▸ PROBLEM TO WORK ON
Without including the pictures, copy out every line below.

═══

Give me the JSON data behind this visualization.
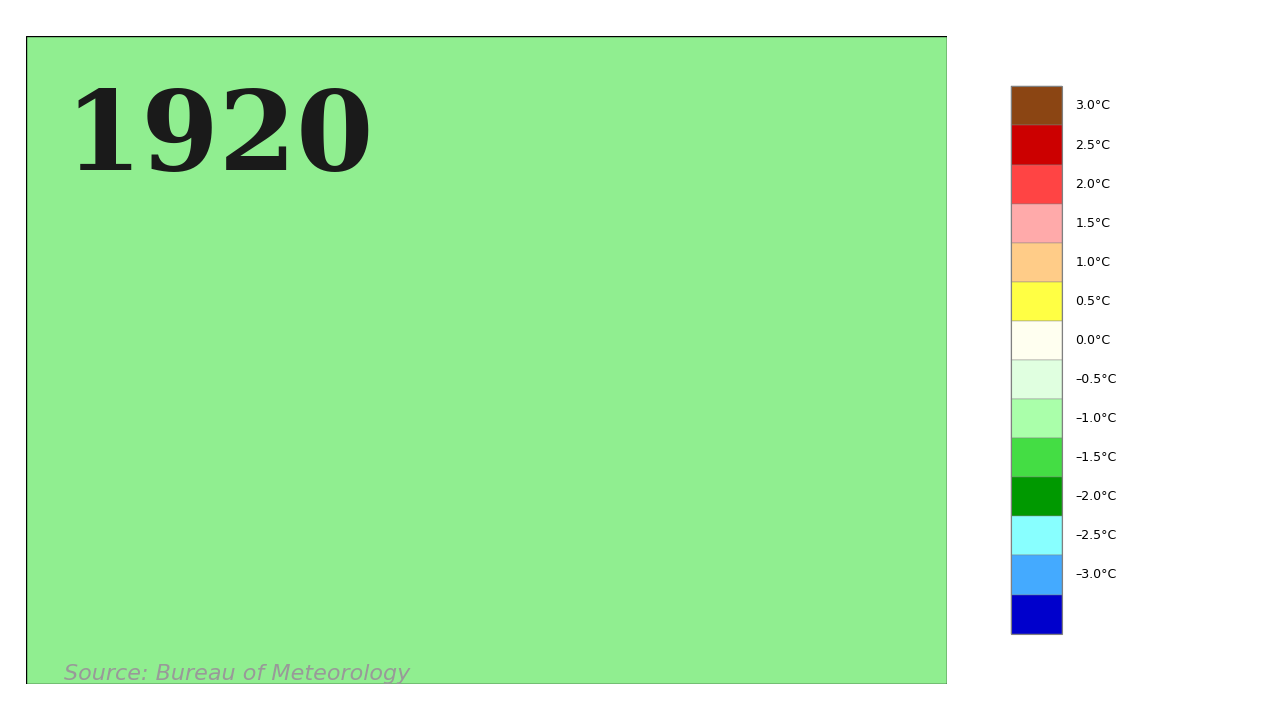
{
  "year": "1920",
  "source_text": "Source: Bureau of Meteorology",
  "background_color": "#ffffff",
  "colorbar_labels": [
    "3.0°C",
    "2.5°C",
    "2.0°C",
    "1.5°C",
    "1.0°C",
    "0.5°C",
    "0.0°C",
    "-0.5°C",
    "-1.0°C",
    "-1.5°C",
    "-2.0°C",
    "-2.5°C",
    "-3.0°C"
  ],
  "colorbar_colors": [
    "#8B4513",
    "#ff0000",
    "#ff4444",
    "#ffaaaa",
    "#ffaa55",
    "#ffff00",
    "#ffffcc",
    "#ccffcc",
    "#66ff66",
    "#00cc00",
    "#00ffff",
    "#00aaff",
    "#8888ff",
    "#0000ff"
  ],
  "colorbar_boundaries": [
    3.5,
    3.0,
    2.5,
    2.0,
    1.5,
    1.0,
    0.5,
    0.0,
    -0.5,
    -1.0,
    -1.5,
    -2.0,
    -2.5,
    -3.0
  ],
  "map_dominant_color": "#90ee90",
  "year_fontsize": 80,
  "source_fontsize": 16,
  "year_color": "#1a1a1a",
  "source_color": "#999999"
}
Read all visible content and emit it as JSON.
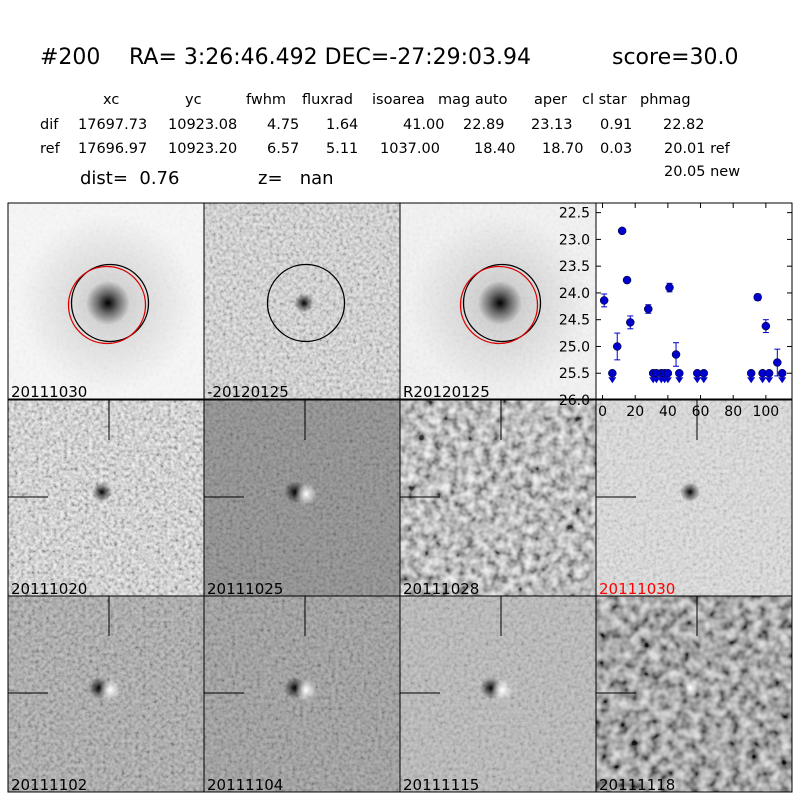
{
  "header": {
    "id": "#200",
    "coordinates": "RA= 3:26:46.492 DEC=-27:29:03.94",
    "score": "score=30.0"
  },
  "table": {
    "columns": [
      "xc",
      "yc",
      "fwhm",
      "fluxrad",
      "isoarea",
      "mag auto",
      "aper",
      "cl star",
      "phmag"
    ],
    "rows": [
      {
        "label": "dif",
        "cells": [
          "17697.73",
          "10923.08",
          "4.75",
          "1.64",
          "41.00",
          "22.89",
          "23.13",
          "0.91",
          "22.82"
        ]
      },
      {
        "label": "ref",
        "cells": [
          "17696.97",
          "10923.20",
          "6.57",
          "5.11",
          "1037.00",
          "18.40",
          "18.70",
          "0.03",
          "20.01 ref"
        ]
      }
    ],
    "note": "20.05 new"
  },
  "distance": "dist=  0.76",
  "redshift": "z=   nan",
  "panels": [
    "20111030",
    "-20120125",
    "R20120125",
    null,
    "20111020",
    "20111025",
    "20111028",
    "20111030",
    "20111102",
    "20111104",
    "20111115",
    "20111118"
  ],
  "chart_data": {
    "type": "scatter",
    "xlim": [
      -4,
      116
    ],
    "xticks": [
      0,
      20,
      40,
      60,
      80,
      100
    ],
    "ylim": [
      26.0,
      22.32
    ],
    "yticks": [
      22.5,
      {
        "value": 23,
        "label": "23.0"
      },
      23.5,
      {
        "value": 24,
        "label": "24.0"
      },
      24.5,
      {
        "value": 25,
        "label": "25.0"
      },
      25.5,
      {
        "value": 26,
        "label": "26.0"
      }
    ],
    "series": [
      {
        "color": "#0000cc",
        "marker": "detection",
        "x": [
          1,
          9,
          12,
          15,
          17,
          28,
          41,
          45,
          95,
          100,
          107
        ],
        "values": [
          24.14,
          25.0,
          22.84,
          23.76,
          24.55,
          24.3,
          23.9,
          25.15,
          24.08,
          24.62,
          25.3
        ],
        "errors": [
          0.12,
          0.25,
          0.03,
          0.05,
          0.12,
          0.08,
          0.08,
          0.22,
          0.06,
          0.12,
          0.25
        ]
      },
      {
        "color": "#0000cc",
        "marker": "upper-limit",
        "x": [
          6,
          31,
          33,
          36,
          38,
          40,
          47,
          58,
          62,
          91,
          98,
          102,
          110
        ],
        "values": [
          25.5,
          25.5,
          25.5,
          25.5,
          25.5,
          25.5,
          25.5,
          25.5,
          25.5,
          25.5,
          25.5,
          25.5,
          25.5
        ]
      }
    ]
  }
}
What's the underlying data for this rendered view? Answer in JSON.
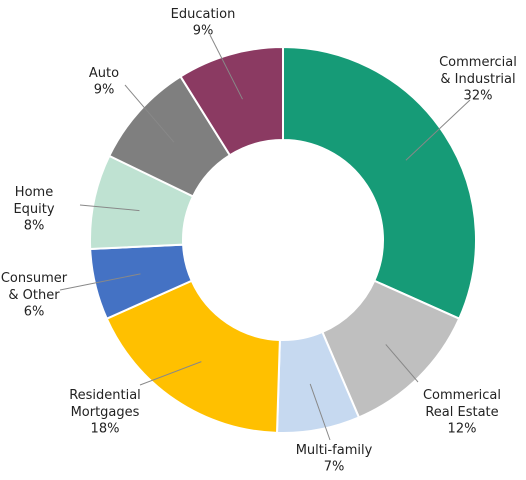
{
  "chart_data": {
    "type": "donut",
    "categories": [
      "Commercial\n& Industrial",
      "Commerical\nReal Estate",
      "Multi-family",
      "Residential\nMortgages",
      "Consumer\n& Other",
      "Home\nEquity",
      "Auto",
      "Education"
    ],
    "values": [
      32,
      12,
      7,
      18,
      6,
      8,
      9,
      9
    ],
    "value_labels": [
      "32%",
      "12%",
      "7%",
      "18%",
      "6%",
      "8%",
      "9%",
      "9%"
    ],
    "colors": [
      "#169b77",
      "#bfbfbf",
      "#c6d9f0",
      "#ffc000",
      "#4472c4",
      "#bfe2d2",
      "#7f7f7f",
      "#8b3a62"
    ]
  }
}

═══

▸ RESULT
Give me the JSON data behind this visualization.
{
  "year": "1920",
  "source_text": "Source: Bureau of Meteorology",
  "background_color": "#ffffff",
  "colorbar_labels": [
    "3.0°C",
    "2.5°C",
    "2.0°C",
    "1.5°C",
    "1.0°C",
    "0.5°C",
    "0.0°C",
    "-0.5°C",
    "-1.0°C",
    "-1.5°C",
    "-2.0°C",
    "-2.5°C",
    "-3.0°C"
  ],
  "colorbar_colors": [
    "#8B4513",
    "#ff0000",
    "#ff4444",
    "#ffaaaa",
    "#ffaa55",
    "#ffff00",
    "#ffffcc",
    "#ccffcc",
    "#66ff66",
    "#00cc00",
    "#00ffff",
    "#00aaff",
    "#8888ff",
    "#0000ff"
  ],
  "colorbar_boundaries": [
    3.5,
    3.0,
    2.5,
    2.0,
    1.5,
    1.0,
    0.5,
    0.0,
    -0.5,
    -1.0,
    -1.5,
    -2.0,
    -2.5,
    -3.0
  ],
  "map_dominant_color": "#90ee90",
  "year_fontsize": 80,
  "source_fontsize": 16,
  "year_color": "#1a1a1a",
  "source_color": "#999999"
}
Read all visible content and emit it as JSON.
{
  "header": {
    "id": "#200",
    "coordinates": "RA= 3:26:46.492 DEC=-27:29:03.94",
    "score": "score=30.0"
  },
  "table": {
    "columns": [
      "xc",
      "yc",
      "fwhm",
      "fluxrad",
      "isoarea",
      "mag auto",
      "aper",
      "cl star",
      "phmag"
    ],
    "rows": [
      {
        "label": "dif",
        "cells": [
          "17697.73",
          "10923.08",
          "4.75",
          "1.64",
          "41.00",
          "22.89",
          "23.13",
          "0.91",
          "22.82"
        ]
      },
      {
        "label": "ref",
        "cells": [
          "17696.97",
          "10923.20",
          "6.57",
          "5.11",
          "1037.00",
          "18.40",
          "18.70",
          "0.03",
          "20.01 ref"
        ]
      }
    ],
    "note": "20.05 new"
  },
  "distance": "dist=  0.76",
  "redshift": "z=   nan",
  "panels": [
    "20111030",
    "-20120125",
    "R20120125",
    null,
    "20111020",
    "20111025",
    "20111028",
    "20111030",
    "20111102",
    "20111104",
    "20111115",
    "20111118"
  ],
  "chart_data": {
    "type": "scatter",
    "xlim": [
      -4,
      116
    ],
    "xticks": [
      0,
      20,
      40,
      60,
      80,
      100
    ],
    "ylim": [
      26.0,
      22.32
    ],
    "yticks": [
      22.5,
      {
        "value": 23,
        "label": "23.0"
      },
      23.5,
      {
        "value": 24,
        "label": "24.0"
      },
      24.5,
      {
        "value": 25,
        "label": "25.0"
      },
      25.5,
      {
        "value": 26,
        "label": "26.0"
      }
    ],
    "series": [
      {
        "color": "#0000cc",
        "marker": "detection",
        "x": [
          1,
          9,
          12,
          15,
          17,
          28,
          41,
          45,
          95,
          100,
          107
        ],
        "values": [
          24.14,
          25.0,
          22.84,
          23.76,
          24.55,
          24.3,
          23.9,
          25.15,
          24.08,
          24.62,
          25.3
        ],
        "errors": [
          0.12,
          0.25,
          0.03,
          0.05,
          0.12,
          0.08,
          0.08,
          0.22,
          0.06,
          0.12,
          0.25
        ]
      },
      {
        "color": "#0000cc",
        "marker": "upper-limit",
        "x": [
          6,
          31,
          33,
          36,
          38,
          40,
          47,
          58,
          62,
          91,
          98,
          102,
          110
        ],
        "values": [
          25.5,
          25.5,
          25.5,
          25.5,
          25.5,
          25.5,
          25.5,
          25.5,
          25.5,
          25.5,
          25.5,
          25.5,
          25.5
        ]
      }
    ]
  }
}
What's the underlying data for this rendered view? Answer in JSON.
{
  "chart_data": {
    "type": "donut",
    "categories": [
      "Commercial\n& Industrial",
      "Commerical\nReal Estate",
      "Multi-family",
      "Residential\nMortgages",
      "Consumer\n& Other",
      "Home\nEquity",
      "Auto",
      "Education"
    ],
    "values": [
      32,
      12,
      7,
      18,
      6,
      8,
      9,
      9
    ],
    "value_labels": [
      "32%",
      "12%",
      "7%",
      "18%",
      "6%",
      "8%",
      "9%",
      "9%"
    ],
    "colors": [
      "#169b77",
      "#bfbfbf",
      "#c6d9f0",
      "#ffc000",
      "#4472c4",
      "#bfe2d2",
      "#7f7f7f",
      "#8b3a62"
    ]
  }
}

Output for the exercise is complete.